## YOUR TASK
Return all entries word for word, but drop any images.

[Data entries]
....
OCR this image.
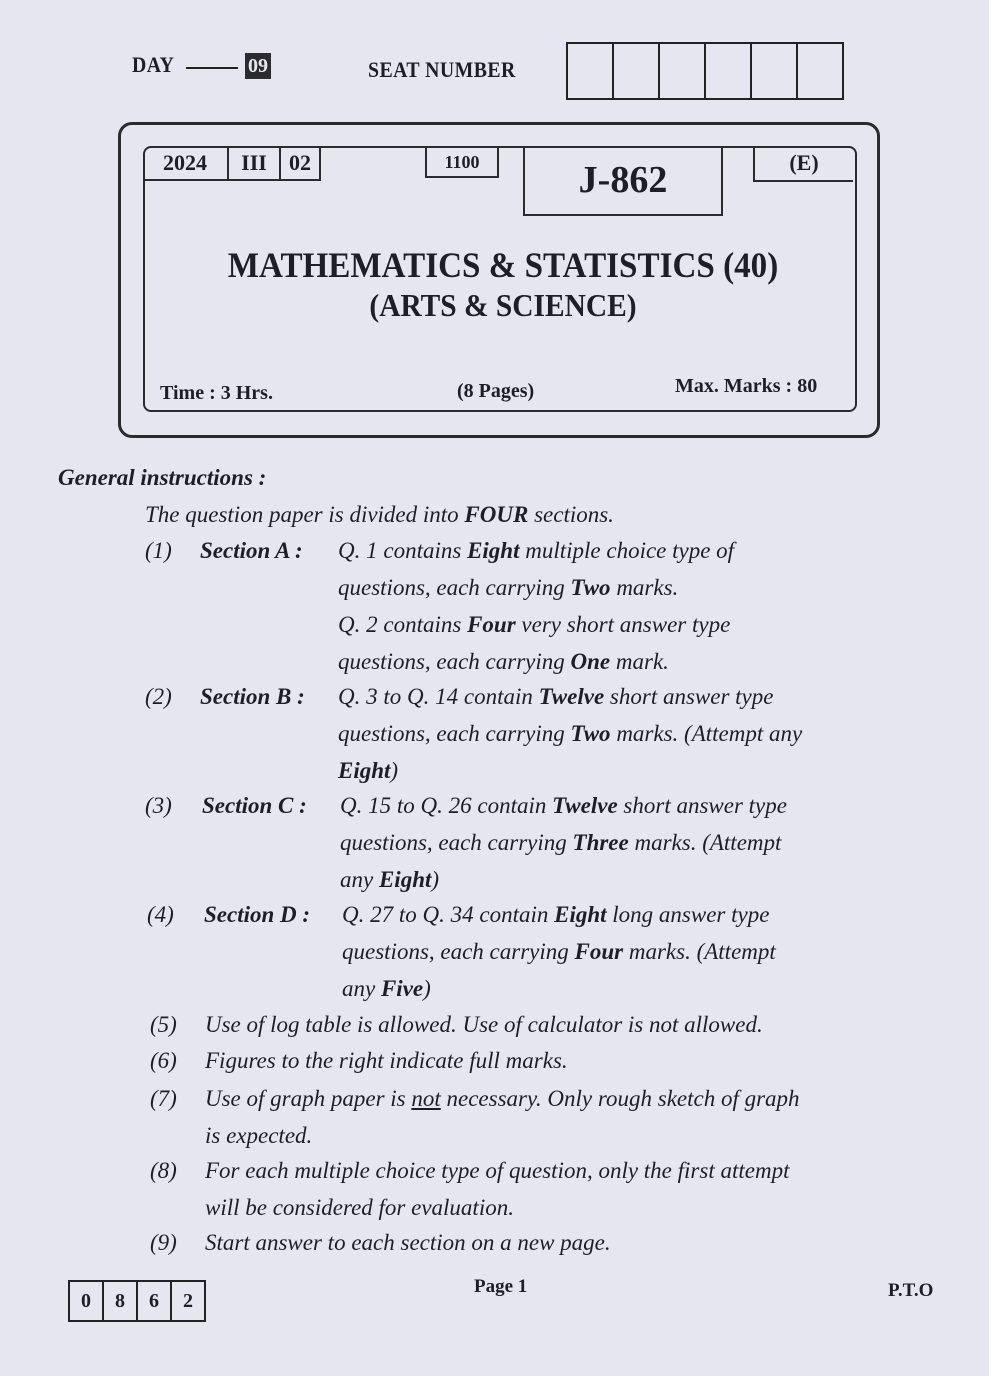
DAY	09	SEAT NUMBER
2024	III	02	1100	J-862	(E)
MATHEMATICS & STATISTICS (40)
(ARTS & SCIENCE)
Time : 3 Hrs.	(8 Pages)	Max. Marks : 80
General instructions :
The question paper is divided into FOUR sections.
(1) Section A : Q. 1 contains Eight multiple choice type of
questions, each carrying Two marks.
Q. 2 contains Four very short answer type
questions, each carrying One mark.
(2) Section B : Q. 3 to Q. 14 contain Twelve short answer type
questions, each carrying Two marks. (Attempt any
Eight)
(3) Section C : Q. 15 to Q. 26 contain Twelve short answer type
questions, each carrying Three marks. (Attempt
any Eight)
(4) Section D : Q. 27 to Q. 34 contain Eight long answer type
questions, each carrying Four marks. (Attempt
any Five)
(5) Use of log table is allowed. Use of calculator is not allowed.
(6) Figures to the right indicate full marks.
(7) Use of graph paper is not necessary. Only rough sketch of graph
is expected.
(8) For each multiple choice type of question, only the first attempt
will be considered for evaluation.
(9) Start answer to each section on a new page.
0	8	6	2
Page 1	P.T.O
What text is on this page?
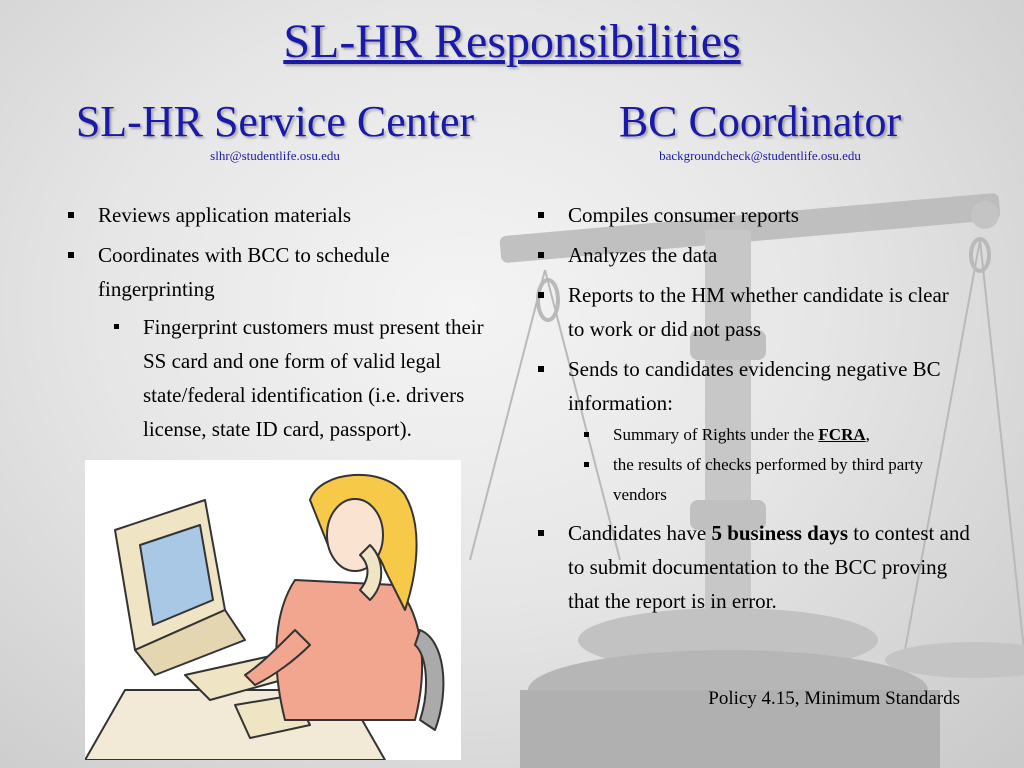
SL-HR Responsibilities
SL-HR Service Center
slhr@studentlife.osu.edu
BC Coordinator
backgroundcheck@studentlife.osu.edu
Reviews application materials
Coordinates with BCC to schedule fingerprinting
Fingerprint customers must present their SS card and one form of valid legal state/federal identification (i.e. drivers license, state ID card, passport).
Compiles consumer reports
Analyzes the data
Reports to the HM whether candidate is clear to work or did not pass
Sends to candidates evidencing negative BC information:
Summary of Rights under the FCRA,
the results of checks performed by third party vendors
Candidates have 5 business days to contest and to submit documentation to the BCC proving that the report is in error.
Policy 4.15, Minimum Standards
....
## EXPECTED OUTPUT
OCR this image.
DAY	09	SEAT NUMBER
2024	III	02	1100	J-862	(E)
MATHEMATICS & STATISTICS (40)
(ARTS & SCIENCE)
Time : 3 Hrs.	(8 Pages)	Max. Marks : 80
General instructions :
The question paper is divided into FOUR sections.
(1) Section A : Q. 1 contains Eight multiple choice type of
questions, each carrying Two marks.
Q. 2 contains Four very short answer type
questions, each carrying One mark.
(2) Section B : Q. 3 to Q. 14 contain Twelve short answer type
questions, each carrying Two marks. (Attempt any
Eight)
(3) Section C : Q. 15 to Q. 26 contain Twelve short answer type
questions, each carrying Three marks. (Attempt
any Eight)
(4) Section D : Q. 27 to Q. 34 contain Eight long answer type
questions, each carrying Four marks. (Attempt
any Five)
(5) Use of log table is allowed. Use of calculator is not allowed.
(6) Figures to the right indicate full marks.
(7) Use of graph paper is not necessary. Only rough sketch of graph
is expected.
(8) For each multiple choice type of question, only the first attempt
will be considered for evaluation.
(9) Start answer to each section on a new page.
0	8	6	2
Page 1	P.T.O
What text is on this page?
SL-HR Responsibilities
SL-HR Service Center
slhr@studentlife.osu.edu
BC Coordinator
backgroundcheck@studentlife.osu.edu
Reviews application materials
Coordinates with BCC to schedule fingerprinting
Fingerprint customers must present their SS card and one form of valid legal state/federal identification (i.e. drivers license, state ID card, passport).
Compiles consumer reports
Analyzes the data
Reports to the HM whether candidate is clear to work or did not pass
Sends to candidates evidencing negative BC information:
Summary of Rights under the FCRA,
the results of checks performed by third party vendors
Candidates have 5 business days to contest and to submit documentation to the BCC proving that the report is in error.
Policy 4.15, Minimum Standards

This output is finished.